### [WHAT THE TASK REQUIRES]
Every line of the material is to be repeated exactly as it stands.
-- RECORDS TO USE start --
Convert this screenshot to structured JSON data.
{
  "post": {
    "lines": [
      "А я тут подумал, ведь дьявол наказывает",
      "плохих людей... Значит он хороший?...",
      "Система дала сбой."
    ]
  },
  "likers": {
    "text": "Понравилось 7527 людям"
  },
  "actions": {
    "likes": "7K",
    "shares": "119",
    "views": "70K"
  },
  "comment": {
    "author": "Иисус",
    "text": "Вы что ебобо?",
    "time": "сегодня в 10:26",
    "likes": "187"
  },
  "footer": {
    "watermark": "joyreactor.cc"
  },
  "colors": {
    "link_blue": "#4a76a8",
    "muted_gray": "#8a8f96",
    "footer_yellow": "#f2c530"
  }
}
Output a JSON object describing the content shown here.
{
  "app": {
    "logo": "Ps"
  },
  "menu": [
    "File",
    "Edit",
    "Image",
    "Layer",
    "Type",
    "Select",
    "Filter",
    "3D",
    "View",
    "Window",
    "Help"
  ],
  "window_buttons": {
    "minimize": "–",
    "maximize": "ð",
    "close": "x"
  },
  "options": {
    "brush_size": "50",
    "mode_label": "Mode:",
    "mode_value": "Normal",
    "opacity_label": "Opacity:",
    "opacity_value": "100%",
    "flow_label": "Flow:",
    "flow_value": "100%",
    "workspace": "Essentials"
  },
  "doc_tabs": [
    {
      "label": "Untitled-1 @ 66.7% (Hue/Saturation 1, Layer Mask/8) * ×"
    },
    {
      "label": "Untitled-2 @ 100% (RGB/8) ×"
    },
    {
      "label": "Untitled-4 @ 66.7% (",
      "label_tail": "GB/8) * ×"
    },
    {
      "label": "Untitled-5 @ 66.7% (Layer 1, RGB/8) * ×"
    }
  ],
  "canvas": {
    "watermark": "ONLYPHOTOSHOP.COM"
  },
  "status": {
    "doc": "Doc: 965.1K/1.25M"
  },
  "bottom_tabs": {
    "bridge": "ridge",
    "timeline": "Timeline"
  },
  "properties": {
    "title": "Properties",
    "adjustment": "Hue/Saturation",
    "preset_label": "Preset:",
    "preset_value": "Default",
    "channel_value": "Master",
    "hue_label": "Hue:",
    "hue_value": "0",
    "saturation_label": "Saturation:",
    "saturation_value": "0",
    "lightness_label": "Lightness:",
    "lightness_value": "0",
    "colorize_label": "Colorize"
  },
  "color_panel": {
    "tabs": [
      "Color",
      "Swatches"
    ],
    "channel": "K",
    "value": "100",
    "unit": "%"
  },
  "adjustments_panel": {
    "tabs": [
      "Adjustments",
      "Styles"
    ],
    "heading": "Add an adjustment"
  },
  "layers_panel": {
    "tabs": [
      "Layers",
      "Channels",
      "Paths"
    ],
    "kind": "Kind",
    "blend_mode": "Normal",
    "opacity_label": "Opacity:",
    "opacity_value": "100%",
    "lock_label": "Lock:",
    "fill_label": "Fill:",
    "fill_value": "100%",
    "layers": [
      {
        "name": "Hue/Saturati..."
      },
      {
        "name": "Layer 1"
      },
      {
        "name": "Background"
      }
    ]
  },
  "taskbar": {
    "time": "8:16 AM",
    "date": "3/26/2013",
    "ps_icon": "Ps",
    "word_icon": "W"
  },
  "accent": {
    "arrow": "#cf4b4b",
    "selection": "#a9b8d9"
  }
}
-- RECORDS TO USE end --
### [SOLUTION TO THE PROBLEM]
Convert this screenshot to structured JSON data.
{
  "post": {
    "lines": [
      "А я тут подумал, ведь дьявол наказывает",
      "плохих людей... Значит он хороший?...",
      "Система дала сбой."
    ]
  },
  "likers": {
    "text": "Понравилось 7527 людям"
  },
  "actions": {
    "likes": "7K",
    "shares": "119",
    "views": "70K"
  },
  "comment": {
    "author": "Иисус",
    "text": "Вы что ебобо?",
    "time": "сегодня в 10:26",
    "likes": "187"
  },
  "footer": {
    "watermark": "joyreactor.cc"
  },
  "colors": {
    "link_blue": "#4a76a8",
    "muted_gray": "#8a8f96",
    "footer_yellow": "#f2c530"
  }
}
Output a JSON object describing the content shown here.
{
  "app": {
    "logo": "Ps"
  },
  "menu": [
    "File",
    "Edit",
    "Image",
    "Layer",
    "Type",
    "Select",
    "Filter",
    "3D",
    "View",
    "Window",
    "Help"
  ],
  "window_buttons": {
    "minimize": "–",
    "maximize": "ð",
    "close": "x"
  },
  "options": {
    "brush_size": "50",
    "mode_label": "Mode:",
    "mode_value": "Normal",
    "opacity_label": "Opacity:",
    "opacity_value": "100%",
    "flow_label": "Flow:",
    "flow_value": "100%",
    "workspace": "Essentials"
  },
  "doc_tabs": [
    {
      "label": "Untitled-1 @ 66.7% (Hue/Saturation 1, Layer Mask/8) * ×"
    },
    {
      "label": "Untitled-2 @ 100% (RGB/8) ×"
    },
    {
      "label": "Untitled-4 @ 66.7% (",
      "label_tail": "GB/8) * ×"
    },
    {
      "label": "Untitled-5 @ 66.7% (Layer 1, RGB/8) * ×"
    }
  ],
  "canvas": {
    "watermark": "ONLYPHOTOSHOP.COM"
  },
  "status": {
    "doc": "Doc: 965.1K/1.25M"
  },
  "bottom_tabs": {
    "bridge": "ridge",
    "timeline": "Timeline"
  },
  "properties": {
    "title": "Properties",
    "adjustment": "Hue/Saturation",
    "preset_label": "Preset:",
    "preset_value": "Default",
    "channel_value": "Master",
    "hue_label": "Hue:",
    "hue_value": "0",
    "saturation_label": "Saturation:",
    "saturation_value": "0",
    "lightness_label": "Lightness:",
    "lightness_value": "0",
    "colorize_label": "Colorize"
  },
  "color_panel": {
    "tabs": [
      "Color",
      "Swatches"
    ],
    "channel": "K",
    "value": "100",
    "unit": "%"
  },
  "adjustments_panel": {
    "tabs": [
      "Adjustments",
      "Styles"
    ],
    "heading": "Add an adjustment"
  },
  "layers_panel": {
    "tabs": [
      "Layers",
      "Channels",
      "Paths"
    ],
    "kind": "Kind",
    "blend_mode": "Normal",
    "opacity_label": "Opacity:",
    "opacity_value": "100%",
    "lock_label": "Lock:",
    "fill_label": "Fill:",
    "fill_value": "100%",
    "layers": [
      {
        "name": "Hue/Saturati..."
      },
      {
        "name": "Layer 1"
      },
      {
        "name": "Background"
      }
    ]
  },
  "taskbar": {
    "time": "8:16 AM",
    "date": "3/26/2013",
    "ps_icon": "Ps",
    "word_icon": "W"
  },
  "accent": {
    "arrow": "#cf4b4b",
    "selection": "#a9b8d9"
  }
}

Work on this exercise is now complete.